*ASSIGNED TASK:*
Search the records that follow and extract every line containing the string "下列叙述错误的是".
(GIVEN INFORMATION Opens)
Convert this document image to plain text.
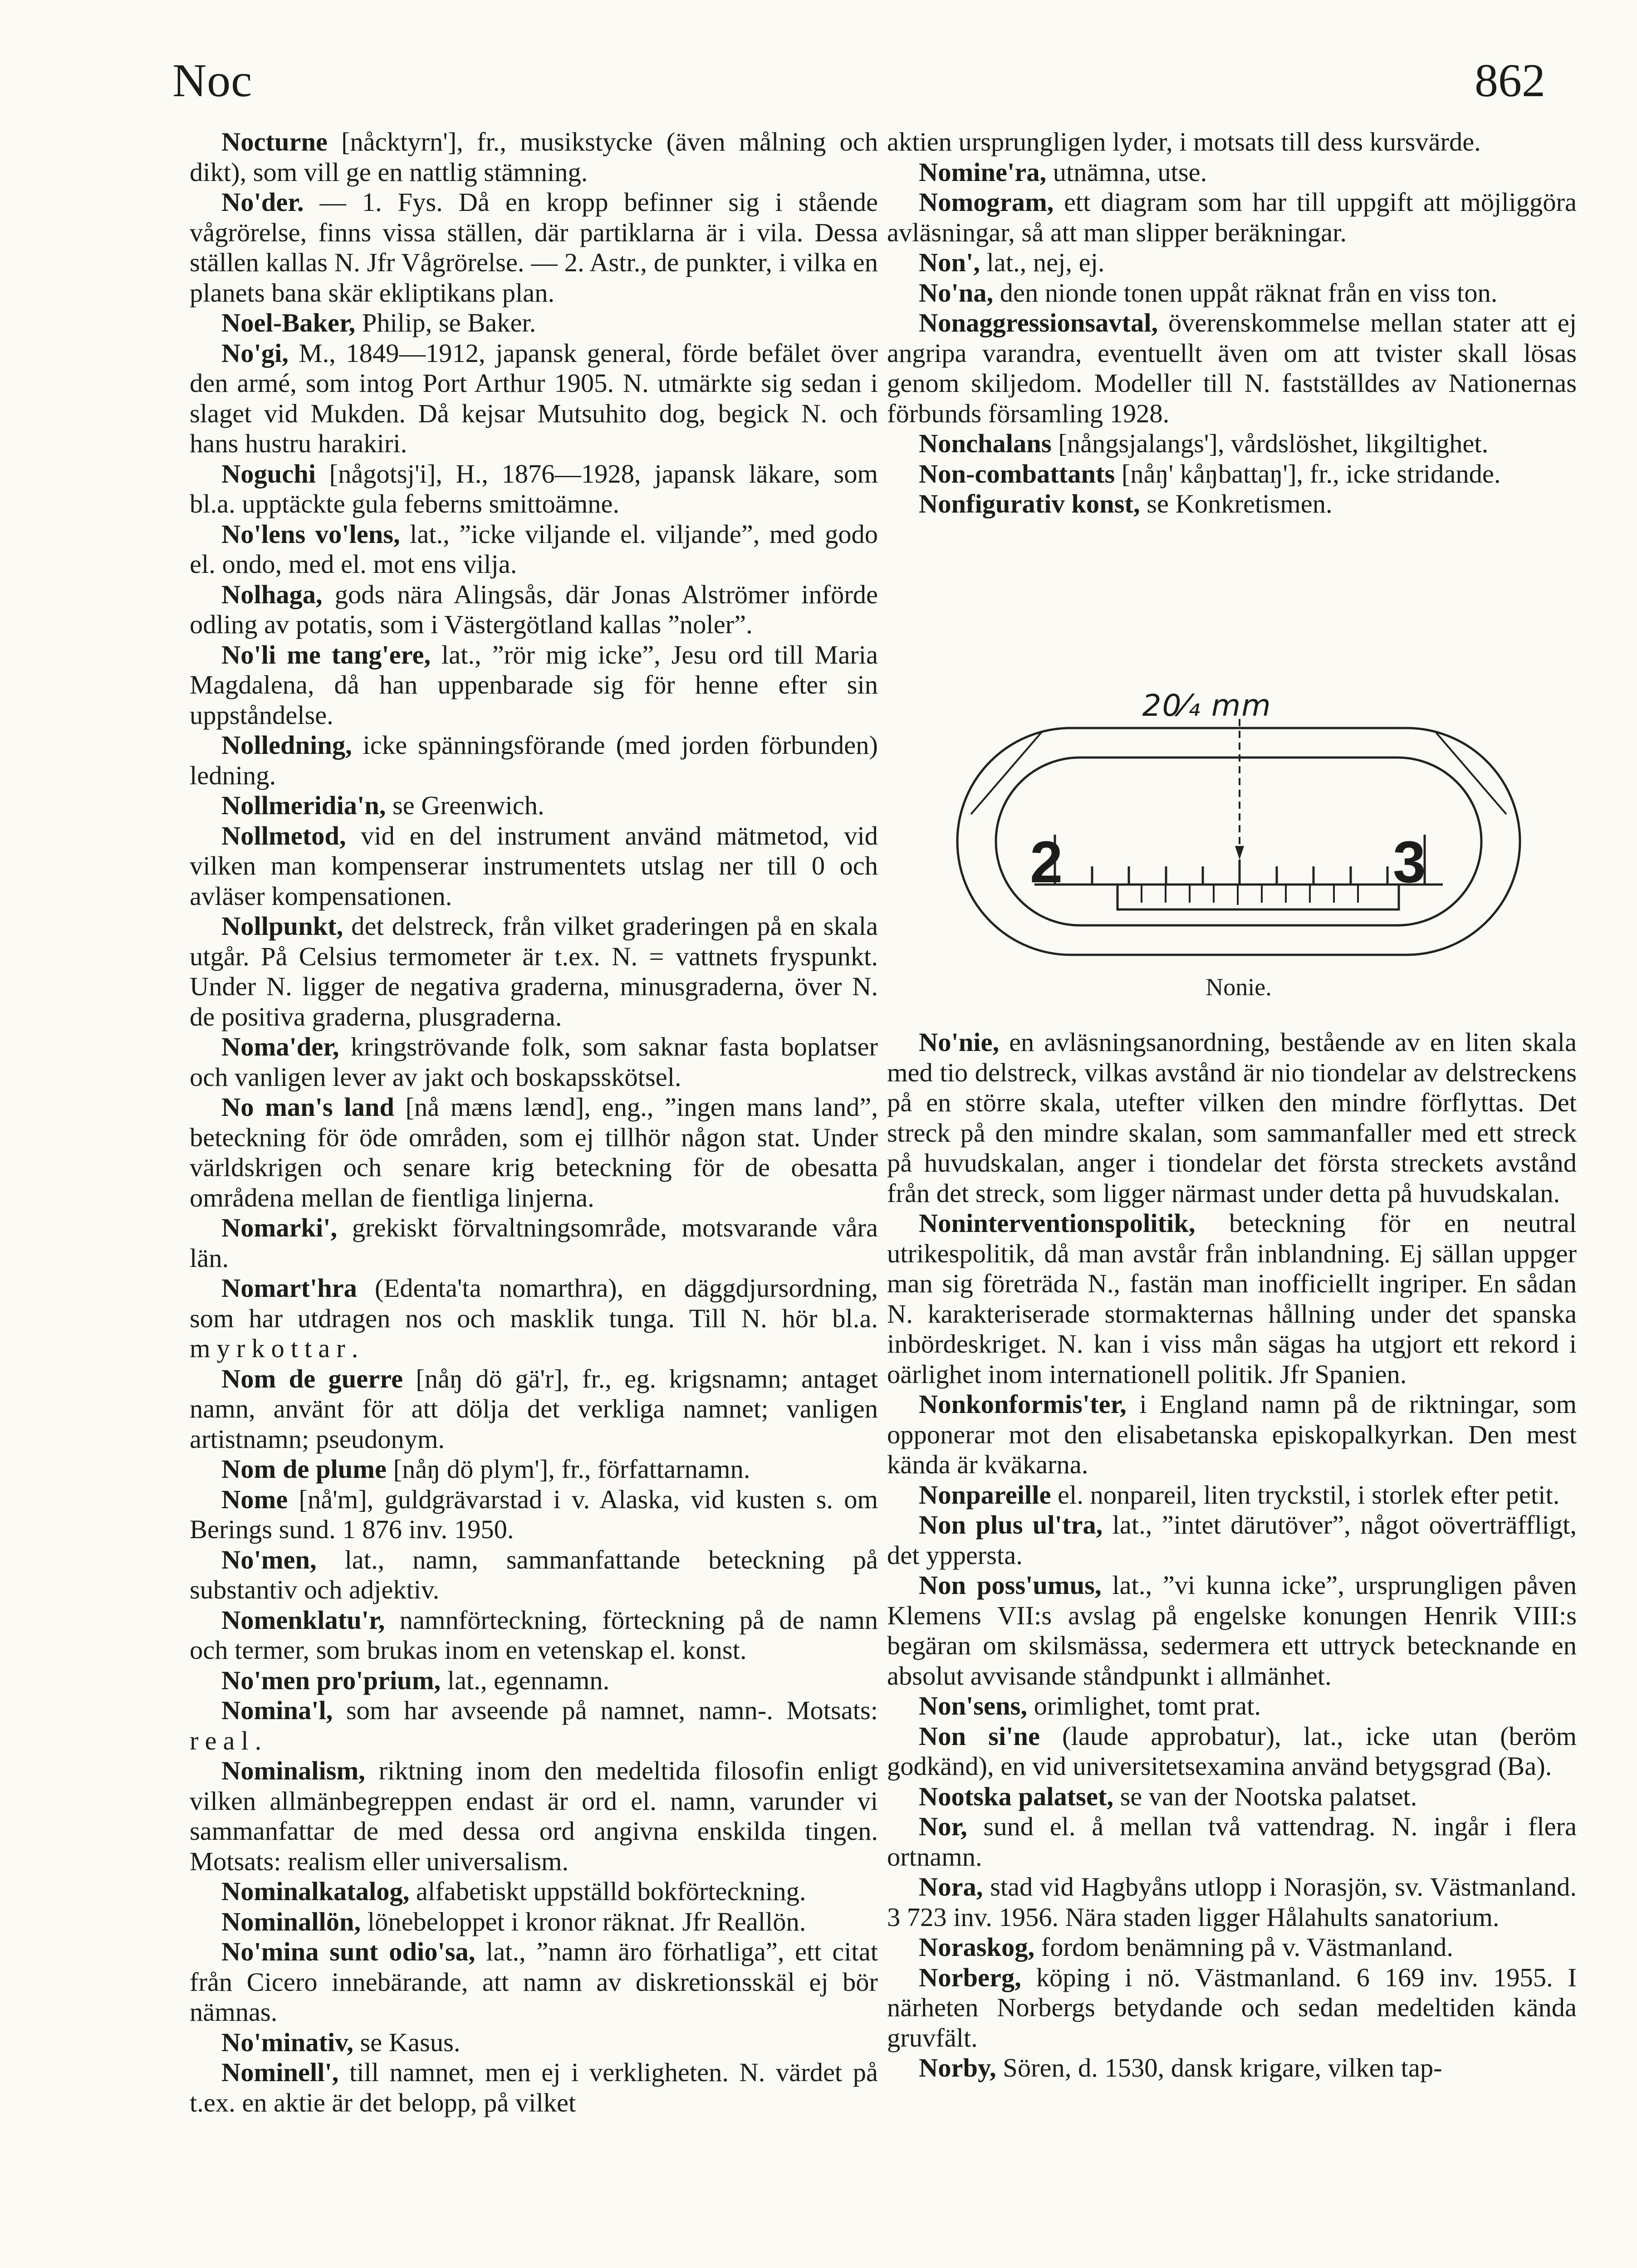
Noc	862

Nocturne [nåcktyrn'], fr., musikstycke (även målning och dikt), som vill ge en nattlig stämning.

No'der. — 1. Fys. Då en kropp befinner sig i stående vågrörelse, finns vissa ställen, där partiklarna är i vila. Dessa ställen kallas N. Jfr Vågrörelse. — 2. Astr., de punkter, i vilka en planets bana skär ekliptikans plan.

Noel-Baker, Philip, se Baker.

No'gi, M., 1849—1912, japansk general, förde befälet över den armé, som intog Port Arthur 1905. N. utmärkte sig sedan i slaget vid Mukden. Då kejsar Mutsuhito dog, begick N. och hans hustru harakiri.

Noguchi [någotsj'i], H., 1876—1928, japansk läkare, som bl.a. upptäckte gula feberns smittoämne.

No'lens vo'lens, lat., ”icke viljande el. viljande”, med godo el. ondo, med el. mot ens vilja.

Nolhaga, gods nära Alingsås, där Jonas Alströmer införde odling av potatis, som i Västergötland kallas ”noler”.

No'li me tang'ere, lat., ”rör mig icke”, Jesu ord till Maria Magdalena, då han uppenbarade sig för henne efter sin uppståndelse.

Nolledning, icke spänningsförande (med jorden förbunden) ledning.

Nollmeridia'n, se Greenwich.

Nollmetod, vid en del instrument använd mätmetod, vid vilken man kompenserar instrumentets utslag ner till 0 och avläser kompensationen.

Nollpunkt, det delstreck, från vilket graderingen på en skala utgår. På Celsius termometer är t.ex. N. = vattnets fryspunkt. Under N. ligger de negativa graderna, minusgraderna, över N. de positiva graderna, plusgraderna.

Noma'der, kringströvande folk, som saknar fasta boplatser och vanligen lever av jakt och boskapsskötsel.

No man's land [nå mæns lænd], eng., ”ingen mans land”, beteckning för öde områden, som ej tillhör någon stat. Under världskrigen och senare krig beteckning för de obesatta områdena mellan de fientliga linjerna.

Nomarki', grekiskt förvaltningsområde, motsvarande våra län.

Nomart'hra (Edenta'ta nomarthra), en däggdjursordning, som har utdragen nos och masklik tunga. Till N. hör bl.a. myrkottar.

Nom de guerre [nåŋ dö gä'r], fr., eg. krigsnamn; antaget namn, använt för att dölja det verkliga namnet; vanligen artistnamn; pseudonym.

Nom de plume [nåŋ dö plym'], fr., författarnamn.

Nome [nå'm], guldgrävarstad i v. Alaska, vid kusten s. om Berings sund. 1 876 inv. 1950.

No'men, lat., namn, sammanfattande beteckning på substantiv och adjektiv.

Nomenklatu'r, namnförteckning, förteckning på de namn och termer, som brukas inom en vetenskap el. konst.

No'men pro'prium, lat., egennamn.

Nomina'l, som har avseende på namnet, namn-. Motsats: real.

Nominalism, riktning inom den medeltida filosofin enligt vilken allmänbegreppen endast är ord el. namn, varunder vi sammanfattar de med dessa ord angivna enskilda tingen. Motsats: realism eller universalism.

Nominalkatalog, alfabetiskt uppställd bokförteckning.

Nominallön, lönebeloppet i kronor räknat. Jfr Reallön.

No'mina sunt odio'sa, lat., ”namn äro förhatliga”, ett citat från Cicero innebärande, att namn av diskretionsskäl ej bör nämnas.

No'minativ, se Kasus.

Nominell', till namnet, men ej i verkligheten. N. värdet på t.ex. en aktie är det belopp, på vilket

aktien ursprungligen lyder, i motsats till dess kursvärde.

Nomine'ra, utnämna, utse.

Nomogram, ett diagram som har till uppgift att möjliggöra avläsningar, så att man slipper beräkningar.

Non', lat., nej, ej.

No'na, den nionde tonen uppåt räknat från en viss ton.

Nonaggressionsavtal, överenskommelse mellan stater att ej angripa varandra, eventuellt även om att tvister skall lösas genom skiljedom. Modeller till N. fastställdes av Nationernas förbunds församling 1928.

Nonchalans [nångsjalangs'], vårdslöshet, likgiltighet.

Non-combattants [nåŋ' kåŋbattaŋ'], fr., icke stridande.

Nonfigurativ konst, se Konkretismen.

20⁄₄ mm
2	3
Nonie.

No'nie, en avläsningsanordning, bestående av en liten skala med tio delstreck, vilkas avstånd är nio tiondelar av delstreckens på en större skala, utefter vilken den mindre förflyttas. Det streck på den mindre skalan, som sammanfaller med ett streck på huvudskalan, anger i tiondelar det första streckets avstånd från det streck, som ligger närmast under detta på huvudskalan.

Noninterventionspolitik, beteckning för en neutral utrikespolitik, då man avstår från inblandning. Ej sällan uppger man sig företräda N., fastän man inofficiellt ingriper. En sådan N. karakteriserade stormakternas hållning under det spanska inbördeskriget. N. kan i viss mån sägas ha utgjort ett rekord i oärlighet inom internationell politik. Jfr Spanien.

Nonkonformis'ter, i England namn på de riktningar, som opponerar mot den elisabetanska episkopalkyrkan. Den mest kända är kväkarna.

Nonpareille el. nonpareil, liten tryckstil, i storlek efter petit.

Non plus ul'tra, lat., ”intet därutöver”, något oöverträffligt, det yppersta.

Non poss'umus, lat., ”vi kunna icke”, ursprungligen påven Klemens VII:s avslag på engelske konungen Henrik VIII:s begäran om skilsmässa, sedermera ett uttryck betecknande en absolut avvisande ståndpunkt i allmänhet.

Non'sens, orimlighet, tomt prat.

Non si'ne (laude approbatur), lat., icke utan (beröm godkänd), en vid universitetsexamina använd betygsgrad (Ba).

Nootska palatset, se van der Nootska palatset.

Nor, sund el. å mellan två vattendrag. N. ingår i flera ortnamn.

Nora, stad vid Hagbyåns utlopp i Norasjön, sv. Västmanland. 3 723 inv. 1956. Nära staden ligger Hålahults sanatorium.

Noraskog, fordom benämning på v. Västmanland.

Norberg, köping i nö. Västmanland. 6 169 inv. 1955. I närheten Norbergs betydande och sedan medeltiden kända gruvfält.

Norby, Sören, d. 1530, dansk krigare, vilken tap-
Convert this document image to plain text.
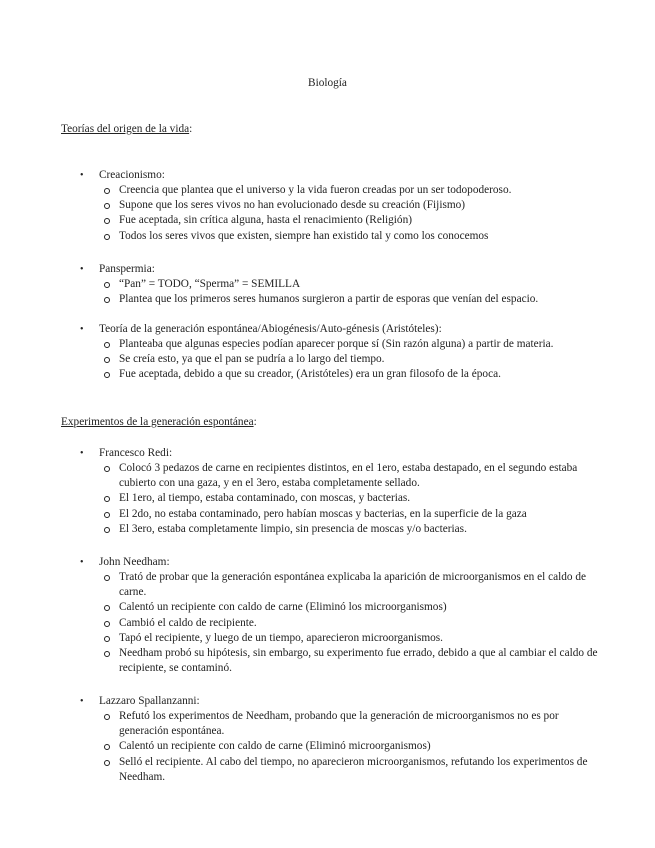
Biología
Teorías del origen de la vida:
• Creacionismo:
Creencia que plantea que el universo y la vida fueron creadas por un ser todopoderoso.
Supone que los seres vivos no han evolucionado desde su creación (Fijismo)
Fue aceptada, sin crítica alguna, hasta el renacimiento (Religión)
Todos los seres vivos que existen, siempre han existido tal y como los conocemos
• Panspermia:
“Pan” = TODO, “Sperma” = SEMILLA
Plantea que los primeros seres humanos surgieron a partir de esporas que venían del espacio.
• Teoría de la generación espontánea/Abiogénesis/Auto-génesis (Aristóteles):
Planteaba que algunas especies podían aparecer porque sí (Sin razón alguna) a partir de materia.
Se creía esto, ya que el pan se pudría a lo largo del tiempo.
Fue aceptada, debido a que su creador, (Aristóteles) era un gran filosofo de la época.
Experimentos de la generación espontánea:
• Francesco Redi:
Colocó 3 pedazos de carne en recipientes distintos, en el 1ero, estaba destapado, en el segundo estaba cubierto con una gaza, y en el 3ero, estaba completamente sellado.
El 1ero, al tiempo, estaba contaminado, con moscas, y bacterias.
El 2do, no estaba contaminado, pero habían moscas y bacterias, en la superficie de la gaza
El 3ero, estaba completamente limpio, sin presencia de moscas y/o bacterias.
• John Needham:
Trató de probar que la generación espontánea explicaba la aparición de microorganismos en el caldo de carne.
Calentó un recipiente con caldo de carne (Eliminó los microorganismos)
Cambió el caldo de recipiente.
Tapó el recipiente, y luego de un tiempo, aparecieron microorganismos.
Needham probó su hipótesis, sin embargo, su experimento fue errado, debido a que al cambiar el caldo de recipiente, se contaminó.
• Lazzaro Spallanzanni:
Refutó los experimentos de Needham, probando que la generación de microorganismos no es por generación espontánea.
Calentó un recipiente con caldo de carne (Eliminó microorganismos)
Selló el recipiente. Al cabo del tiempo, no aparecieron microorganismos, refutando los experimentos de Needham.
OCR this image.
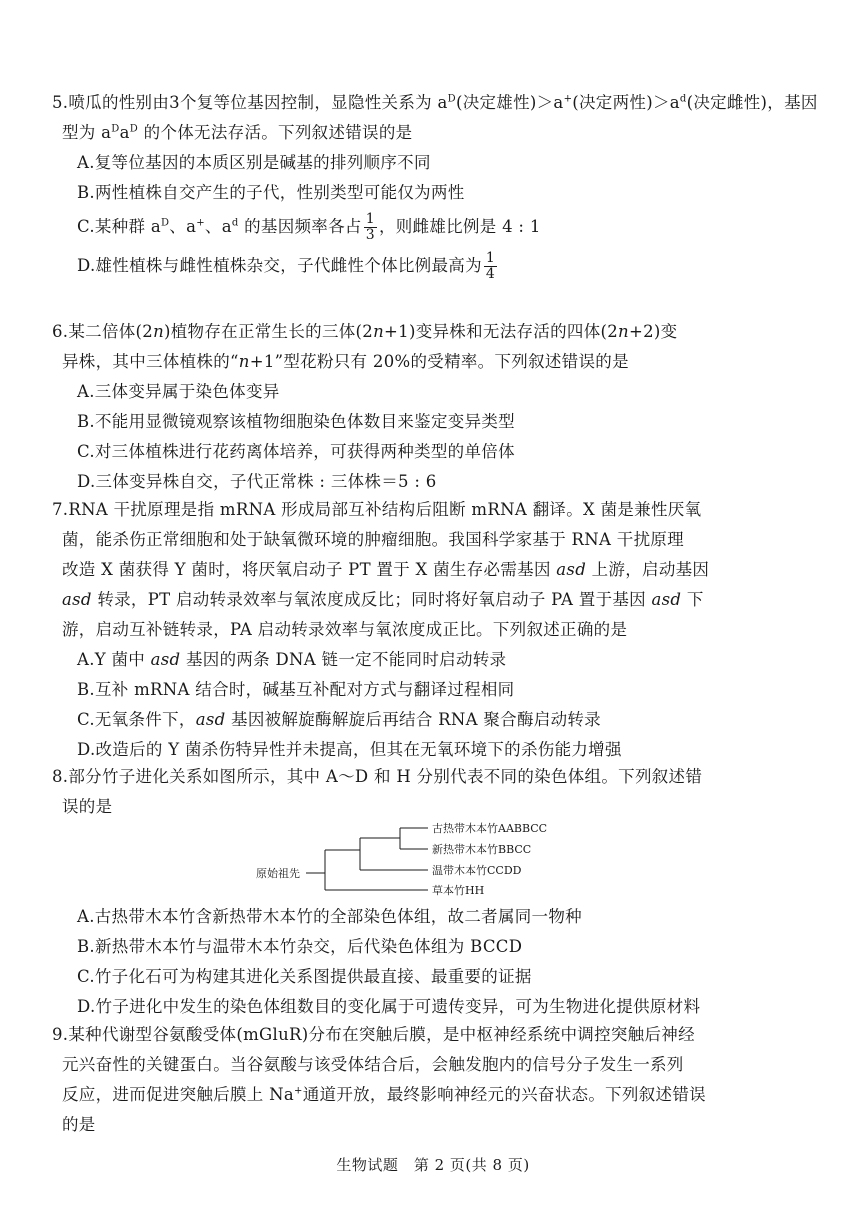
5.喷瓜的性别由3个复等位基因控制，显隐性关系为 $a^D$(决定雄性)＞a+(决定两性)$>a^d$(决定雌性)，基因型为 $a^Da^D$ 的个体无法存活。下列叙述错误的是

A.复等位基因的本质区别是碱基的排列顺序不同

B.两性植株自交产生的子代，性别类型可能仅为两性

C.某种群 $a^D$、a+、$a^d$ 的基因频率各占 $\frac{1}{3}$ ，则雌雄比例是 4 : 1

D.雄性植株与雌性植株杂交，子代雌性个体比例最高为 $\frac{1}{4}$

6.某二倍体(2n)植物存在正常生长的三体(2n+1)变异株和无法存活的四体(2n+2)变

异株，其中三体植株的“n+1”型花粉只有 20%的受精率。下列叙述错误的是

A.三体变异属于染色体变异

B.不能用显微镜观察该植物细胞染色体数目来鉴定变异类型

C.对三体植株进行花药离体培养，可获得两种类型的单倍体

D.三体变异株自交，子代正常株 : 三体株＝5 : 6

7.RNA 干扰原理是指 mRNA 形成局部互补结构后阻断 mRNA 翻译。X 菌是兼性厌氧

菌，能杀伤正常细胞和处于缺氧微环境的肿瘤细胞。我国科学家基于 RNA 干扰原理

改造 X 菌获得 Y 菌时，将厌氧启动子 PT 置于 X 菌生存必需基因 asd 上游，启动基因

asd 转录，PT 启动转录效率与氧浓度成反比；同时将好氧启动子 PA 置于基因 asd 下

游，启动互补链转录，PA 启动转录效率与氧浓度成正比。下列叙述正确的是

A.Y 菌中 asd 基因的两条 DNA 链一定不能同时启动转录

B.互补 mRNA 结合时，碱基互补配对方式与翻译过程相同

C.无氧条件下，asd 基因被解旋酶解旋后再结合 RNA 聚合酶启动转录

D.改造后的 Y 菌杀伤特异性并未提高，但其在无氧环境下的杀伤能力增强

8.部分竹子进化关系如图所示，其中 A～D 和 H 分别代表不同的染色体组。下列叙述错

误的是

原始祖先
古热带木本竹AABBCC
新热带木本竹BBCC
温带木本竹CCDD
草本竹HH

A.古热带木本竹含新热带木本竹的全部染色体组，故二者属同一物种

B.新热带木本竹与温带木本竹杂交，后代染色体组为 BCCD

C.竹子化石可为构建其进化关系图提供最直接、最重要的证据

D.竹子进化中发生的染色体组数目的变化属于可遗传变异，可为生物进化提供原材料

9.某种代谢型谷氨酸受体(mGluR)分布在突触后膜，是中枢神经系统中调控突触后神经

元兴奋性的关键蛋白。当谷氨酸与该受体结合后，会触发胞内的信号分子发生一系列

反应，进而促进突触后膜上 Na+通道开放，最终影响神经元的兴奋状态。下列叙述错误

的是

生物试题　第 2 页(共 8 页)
(GIVEN INFORMATION Closes)
*RESULT OF THIS EXERCISE:*
5.喷瓜的性别由3个复等位基因控制，显隐性关系为 $a^D$(决定雄性)＞a+(决定两性)$>a^d$(决定雌性)，基因型为 $a^Da^D$ 的个体无法存活。下列叙述错误的是
异株，其中三体植株的“n+1”型花粉只有 20%的受精率。下列叙述错误的是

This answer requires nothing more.